WORK TO DO » Quote all of the data below exactly, please.

Data entries »
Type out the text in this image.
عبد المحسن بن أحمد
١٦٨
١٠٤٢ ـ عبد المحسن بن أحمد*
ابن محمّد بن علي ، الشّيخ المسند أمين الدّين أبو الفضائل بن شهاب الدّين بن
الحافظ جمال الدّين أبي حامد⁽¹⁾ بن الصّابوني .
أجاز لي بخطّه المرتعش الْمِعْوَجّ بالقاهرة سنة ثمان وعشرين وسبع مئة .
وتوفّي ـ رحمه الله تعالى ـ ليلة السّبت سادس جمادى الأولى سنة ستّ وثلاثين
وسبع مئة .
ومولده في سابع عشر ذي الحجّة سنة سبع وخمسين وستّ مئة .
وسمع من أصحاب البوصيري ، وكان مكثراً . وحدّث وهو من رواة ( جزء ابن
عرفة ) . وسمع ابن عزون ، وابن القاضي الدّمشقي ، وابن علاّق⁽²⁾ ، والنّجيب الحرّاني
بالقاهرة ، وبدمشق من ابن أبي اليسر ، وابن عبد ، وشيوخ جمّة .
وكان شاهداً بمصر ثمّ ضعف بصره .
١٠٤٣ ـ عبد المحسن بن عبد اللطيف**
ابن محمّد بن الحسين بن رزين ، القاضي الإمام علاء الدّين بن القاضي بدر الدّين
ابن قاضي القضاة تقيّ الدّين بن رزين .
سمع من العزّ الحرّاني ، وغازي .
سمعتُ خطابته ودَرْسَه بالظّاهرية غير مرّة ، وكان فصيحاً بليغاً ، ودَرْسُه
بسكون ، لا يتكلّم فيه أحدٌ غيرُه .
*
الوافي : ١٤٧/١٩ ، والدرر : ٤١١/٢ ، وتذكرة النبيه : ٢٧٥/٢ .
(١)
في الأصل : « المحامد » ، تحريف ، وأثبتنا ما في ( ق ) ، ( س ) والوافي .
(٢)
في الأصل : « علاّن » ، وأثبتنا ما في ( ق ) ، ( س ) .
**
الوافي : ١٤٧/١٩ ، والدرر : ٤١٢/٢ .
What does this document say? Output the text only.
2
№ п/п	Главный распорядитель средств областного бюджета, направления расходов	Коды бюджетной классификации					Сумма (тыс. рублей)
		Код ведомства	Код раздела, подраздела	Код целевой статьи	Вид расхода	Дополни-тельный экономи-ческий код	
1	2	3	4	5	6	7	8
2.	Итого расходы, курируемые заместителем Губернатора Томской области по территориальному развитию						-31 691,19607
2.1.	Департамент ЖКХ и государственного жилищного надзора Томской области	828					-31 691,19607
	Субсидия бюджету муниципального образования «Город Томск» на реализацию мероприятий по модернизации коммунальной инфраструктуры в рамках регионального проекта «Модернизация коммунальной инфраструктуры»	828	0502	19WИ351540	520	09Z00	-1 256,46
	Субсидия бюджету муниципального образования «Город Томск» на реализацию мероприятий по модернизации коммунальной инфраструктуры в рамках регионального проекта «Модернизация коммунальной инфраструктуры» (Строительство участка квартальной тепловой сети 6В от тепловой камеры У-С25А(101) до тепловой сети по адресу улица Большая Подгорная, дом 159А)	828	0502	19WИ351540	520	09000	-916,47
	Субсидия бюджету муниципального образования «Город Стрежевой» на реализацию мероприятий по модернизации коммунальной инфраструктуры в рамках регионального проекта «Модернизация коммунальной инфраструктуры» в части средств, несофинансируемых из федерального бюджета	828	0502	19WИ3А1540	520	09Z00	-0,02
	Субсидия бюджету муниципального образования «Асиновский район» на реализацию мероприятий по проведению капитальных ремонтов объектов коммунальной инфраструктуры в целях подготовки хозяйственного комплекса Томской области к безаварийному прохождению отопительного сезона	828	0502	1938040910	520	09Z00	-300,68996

SOLUTION FOR THIS EXERCISE »
Type out the text in this image.
عبد المحسن بن أحمد
١٦٨
١٠٤٢ ـ عبد المحسن بن أحمد*
ابن محمّد بن علي ، الشّيخ المسند أمين الدّين أبو الفضائل بن شهاب الدّين بن
الحافظ جمال الدّين أبي حامد⁽¹⁾ بن الصّابوني .
أجاز لي بخطّه المرتعش الْمِعْوَجّ بالقاهرة سنة ثمان وعشرين وسبع مئة .
وتوفّي ـ رحمه الله تعالى ـ ليلة السّبت سادس جمادى الأولى سنة ستّ وثلاثين
وسبع مئة .
ومولده في سابع عشر ذي الحجّة سنة سبع وخمسين وستّ مئة .
وسمع من أصحاب البوصيري ، وكان مكثراً . وحدّث وهو من رواة ( جزء ابن
عرفة ) . وسمع ابن عزون ، وابن القاضي الدّمشقي ، وابن علاّق⁽²⁾ ، والنّجيب الحرّاني
بالقاهرة ، وبدمشق من ابن أبي اليسر ، وابن عبد ، وشيوخ جمّة .
وكان شاهداً بمصر ثمّ ضعف بصره .
١٠٤٣ ـ عبد المحسن بن عبد اللطيف**
ابن محمّد بن الحسين بن رزين ، القاضي الإمام علاء الدّين بن القاضي بدر الدّين
ابن قاضي القضاة تقيّ الدّين بن رزين .
سمع من العزّ الحرّاني ، وغازي .
سمعتُ خطابته ودَرْسَه بالظّاهرية غير مرّة ، وكان فصيحاً بليغاً ، ودَرْسُه
بسكون ، لا يتكلّم فيه أحدٌ غيرُه .
*
الوافي : ١٤٧/١٩ ، والدرر : ٤١١/٢ ، وتذكرة النبيه : ٢٧٥/٢ .
(١)
في الأصل : « المحامد » ، تحريف ، وأثبتنا ما في ( ق ) ، ( س ) والوافي .
(٢)
في الأصل : « علاّن » ، وأثبتنا ما في ( ق ) ، ( س ) .
**
الوافي : ١٤٧/١٩ ، والدرر : ٤١٢/٢ .
What does this document say? Output the text only.
2
№ п/п	Главный распорядитель средств областного бюджета, направления расходов	Коды бюджетной классификации					Сумма (тыс. рублей)
		Код ведомства	Код раздела, подраздела	Код целевой статьи	Вид расхода	Дополни-тельный экономи-ческий код	
1	2	3	4	5	6	7	8
2.	Итого расходы, курируемые заместителем Губернатора Томской области по территориальному развитию						-31 691,19607
2.1.	Департамент ЖКХ и государственного жилищного надзора Томской области	828					-31 691,19607
	Субсидия бюджету муниципального образования «Город Томск» на реализацию мероприятий по модернизации коммунальной инфраструктуры в рамках регионального проекта «Модернизация коммунальной инфраструктуры»	828	0502	19WИ351540	520	09Z00	-1 256,46
	Субсидия бюджету муниципального образования «Город Томск» на реализацию мероприятий по модернизации коммунальной инфраструктуры в рамках регионального проекта «Модернизация коммунальной инфраструктуры» (Строительство участка квартальной тепловой сети 6В от тепловой камеры У-С25А(101) до тепловой сети по адресу улица Большая Подгорная, дом 159А)	828	0502	19WИ351540	520	09000	-916,47
	Субсидия бюджету муниципального образования «Город Стрежевой» на реализацию мероприятий по модернизации коммунальной инфраструктуры в рамках регионального проекта «Модернизация коммунальной инфраструктуры» в части средств, несофинансируемых из федерального бюджета	828	0502	19WИ3А1540	520	09Z00	-0,02
	Субсидия бюджету муниципального образования «Асиновский район» на реализацию мероприятий по проведению капитальных ремонтов объектов коммунальной инфраструктуры в целях подготовки хозяйственного комплекса Томской области к безаварийному прохождению отопительного сезона	828	0502	1938040910	520	09Z00	-300,68996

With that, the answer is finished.